• WHAT THE TASK ASKS
Search the data for the word "xlabel" and copy every line where it occurs.

-- Begin --

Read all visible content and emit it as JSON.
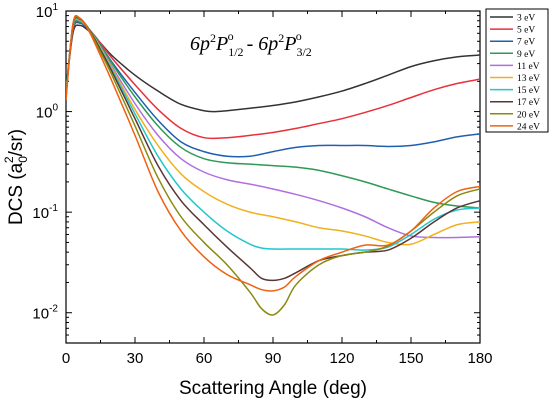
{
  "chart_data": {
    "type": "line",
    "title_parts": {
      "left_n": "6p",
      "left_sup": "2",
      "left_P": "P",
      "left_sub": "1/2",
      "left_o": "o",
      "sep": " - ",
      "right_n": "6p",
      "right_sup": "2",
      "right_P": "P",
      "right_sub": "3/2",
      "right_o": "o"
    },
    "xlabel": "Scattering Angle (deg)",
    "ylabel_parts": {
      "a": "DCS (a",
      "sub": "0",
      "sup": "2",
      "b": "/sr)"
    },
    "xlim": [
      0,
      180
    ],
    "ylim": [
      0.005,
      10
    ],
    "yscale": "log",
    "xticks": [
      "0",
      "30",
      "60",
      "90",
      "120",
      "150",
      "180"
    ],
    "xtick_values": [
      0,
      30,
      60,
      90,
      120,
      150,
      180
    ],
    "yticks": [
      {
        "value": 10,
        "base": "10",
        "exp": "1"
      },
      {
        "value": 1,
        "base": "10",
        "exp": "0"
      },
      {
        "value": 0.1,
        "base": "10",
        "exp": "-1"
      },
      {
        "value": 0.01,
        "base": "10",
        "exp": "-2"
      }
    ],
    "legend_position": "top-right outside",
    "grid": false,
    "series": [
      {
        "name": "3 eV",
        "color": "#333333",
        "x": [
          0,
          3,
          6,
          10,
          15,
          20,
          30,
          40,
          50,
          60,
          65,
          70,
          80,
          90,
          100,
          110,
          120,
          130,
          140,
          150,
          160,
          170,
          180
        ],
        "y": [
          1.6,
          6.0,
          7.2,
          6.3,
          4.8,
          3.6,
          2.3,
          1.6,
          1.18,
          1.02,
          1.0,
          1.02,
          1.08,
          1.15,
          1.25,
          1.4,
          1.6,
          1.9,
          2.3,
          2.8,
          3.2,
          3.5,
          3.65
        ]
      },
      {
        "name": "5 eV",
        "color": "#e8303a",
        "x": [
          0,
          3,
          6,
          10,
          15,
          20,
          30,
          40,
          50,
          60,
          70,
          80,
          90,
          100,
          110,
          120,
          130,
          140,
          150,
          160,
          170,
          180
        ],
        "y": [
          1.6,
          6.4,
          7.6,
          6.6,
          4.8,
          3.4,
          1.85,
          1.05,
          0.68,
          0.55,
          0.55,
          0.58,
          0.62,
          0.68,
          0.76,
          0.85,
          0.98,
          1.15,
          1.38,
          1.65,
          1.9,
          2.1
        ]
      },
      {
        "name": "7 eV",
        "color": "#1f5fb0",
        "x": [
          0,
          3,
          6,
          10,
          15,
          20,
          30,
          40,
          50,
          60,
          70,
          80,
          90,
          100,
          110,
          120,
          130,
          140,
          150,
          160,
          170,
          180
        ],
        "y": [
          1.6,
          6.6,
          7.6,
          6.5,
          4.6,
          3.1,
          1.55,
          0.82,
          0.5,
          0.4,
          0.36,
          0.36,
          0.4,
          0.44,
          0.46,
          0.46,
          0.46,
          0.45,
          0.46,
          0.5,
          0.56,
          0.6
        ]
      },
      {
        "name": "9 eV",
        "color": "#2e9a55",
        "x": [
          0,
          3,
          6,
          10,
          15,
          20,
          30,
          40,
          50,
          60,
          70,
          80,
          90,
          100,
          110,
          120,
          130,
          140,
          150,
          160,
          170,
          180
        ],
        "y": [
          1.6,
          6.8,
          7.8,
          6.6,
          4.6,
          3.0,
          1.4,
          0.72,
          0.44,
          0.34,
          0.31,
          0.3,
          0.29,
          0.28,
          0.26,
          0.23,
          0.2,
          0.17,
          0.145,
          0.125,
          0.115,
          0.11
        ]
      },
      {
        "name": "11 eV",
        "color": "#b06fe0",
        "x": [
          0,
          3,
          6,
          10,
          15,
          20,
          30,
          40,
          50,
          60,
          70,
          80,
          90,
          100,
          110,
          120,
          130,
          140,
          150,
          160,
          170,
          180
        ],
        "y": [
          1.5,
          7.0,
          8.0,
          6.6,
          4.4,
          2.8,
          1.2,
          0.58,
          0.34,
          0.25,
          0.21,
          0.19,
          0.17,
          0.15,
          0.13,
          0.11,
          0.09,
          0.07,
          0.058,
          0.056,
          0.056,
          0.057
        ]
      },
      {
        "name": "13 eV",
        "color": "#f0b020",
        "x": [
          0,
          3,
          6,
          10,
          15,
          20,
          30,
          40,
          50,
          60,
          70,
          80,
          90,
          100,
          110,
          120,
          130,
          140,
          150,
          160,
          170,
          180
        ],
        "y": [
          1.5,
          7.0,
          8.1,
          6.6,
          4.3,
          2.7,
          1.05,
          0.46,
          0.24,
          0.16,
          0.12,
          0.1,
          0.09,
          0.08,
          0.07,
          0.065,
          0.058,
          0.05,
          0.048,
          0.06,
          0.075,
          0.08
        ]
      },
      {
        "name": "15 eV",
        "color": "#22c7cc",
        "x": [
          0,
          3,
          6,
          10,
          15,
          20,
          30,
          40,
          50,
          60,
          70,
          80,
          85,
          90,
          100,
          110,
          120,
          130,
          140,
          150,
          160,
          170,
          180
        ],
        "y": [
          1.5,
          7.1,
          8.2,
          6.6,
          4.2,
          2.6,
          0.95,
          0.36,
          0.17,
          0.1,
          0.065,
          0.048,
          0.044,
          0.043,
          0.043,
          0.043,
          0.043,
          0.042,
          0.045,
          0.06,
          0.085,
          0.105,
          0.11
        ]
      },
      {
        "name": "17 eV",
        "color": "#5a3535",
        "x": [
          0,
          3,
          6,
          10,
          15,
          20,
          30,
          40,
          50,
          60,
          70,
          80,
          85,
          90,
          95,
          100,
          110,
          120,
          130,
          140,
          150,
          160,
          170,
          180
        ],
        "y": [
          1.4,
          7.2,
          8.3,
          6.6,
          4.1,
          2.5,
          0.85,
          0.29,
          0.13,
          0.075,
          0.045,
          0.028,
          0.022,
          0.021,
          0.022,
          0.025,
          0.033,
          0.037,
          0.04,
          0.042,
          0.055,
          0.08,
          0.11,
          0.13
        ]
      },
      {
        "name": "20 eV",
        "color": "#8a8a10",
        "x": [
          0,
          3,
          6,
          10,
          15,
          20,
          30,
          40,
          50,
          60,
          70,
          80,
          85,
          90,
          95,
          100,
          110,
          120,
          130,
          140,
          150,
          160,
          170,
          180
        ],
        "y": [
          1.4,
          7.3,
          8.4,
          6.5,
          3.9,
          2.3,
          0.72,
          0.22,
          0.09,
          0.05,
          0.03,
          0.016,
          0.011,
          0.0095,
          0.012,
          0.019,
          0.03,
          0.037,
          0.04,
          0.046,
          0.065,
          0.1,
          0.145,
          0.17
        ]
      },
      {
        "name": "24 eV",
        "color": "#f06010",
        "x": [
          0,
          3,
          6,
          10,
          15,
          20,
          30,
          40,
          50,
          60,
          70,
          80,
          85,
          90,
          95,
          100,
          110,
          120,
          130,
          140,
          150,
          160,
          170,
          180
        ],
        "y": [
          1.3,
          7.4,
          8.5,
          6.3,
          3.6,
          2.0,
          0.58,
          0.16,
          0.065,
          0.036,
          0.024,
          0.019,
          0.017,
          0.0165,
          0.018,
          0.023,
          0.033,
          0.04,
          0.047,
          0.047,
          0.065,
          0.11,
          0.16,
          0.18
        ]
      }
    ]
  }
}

-- End --
-- Begin --

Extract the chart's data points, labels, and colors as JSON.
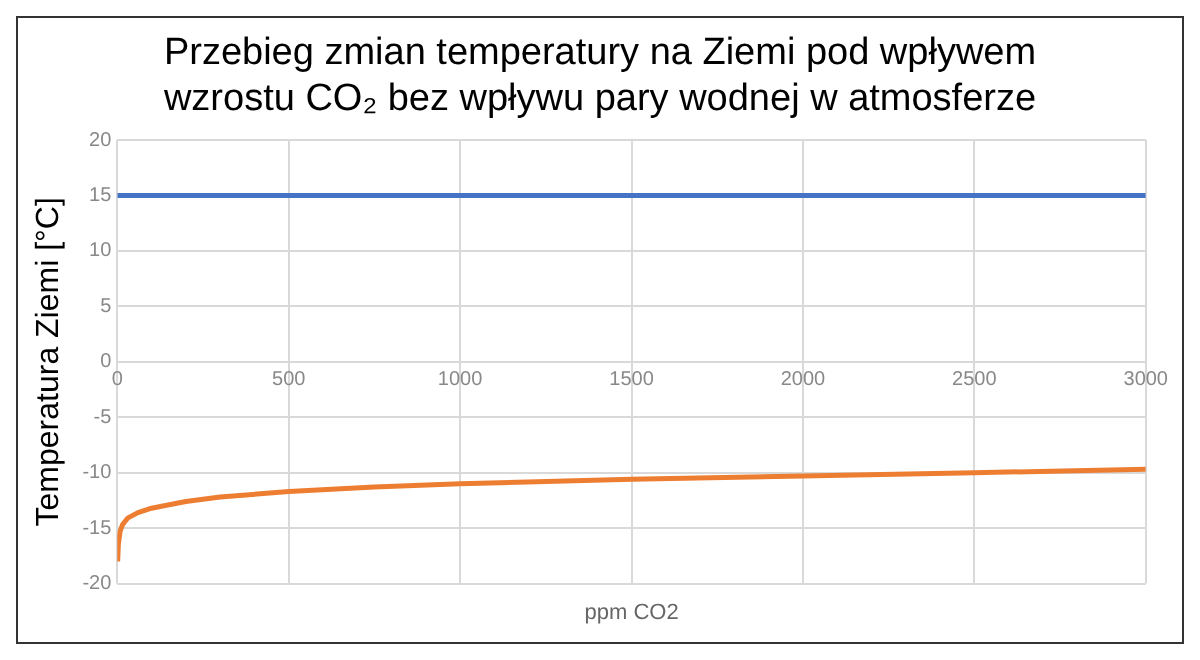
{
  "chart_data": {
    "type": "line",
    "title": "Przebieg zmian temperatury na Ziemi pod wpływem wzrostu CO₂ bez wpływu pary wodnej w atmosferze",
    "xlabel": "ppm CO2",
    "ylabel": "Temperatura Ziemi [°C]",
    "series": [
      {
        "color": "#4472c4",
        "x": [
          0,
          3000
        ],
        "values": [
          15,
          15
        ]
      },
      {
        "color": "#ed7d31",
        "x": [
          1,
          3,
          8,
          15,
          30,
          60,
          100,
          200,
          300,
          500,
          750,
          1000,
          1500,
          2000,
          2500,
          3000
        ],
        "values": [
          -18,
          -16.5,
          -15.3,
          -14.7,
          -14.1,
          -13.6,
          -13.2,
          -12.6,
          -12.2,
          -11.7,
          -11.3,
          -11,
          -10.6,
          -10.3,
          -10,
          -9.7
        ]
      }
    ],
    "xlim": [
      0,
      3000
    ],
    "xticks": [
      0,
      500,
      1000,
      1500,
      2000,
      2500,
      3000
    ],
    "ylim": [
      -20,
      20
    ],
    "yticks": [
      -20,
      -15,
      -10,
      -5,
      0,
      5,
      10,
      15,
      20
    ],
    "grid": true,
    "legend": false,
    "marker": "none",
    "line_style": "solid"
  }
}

-- End --

• RESULT OF THE EXERCISE
    "xlabel": "Scattering Angle (deg)",
    "xlabel": "ppm CO2",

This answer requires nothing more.